* [STATED TASK]: Report every line in the listing that contains the string "double".
*-*-*
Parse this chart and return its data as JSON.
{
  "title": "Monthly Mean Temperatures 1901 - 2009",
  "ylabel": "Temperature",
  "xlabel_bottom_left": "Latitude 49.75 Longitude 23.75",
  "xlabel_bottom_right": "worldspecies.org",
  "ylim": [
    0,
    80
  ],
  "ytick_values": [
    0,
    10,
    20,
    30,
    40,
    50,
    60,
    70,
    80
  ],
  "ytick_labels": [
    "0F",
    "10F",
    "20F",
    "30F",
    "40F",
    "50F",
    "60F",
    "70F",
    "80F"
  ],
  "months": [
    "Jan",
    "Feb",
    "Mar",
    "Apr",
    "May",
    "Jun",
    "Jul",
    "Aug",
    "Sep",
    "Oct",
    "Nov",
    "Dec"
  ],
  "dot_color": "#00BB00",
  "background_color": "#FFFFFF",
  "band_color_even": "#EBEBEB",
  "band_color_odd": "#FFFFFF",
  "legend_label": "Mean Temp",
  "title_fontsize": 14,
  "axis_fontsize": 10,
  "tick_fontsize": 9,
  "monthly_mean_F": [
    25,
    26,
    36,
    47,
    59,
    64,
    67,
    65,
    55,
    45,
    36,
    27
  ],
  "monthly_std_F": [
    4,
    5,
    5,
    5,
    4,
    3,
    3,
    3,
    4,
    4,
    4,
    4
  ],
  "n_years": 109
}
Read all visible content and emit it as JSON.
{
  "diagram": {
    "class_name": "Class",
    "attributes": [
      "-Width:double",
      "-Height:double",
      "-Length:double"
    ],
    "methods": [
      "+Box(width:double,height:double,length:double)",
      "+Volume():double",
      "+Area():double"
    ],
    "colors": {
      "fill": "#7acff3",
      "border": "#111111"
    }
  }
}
*-*-*
* [SOLUTION TO THE EXERCISE]:
      "-Width:double",
      "-Height:double",
      "-Length:double"
      "+Box(width:double,height:double,length:double)",
      "+Volume():double",
      "+Area():double"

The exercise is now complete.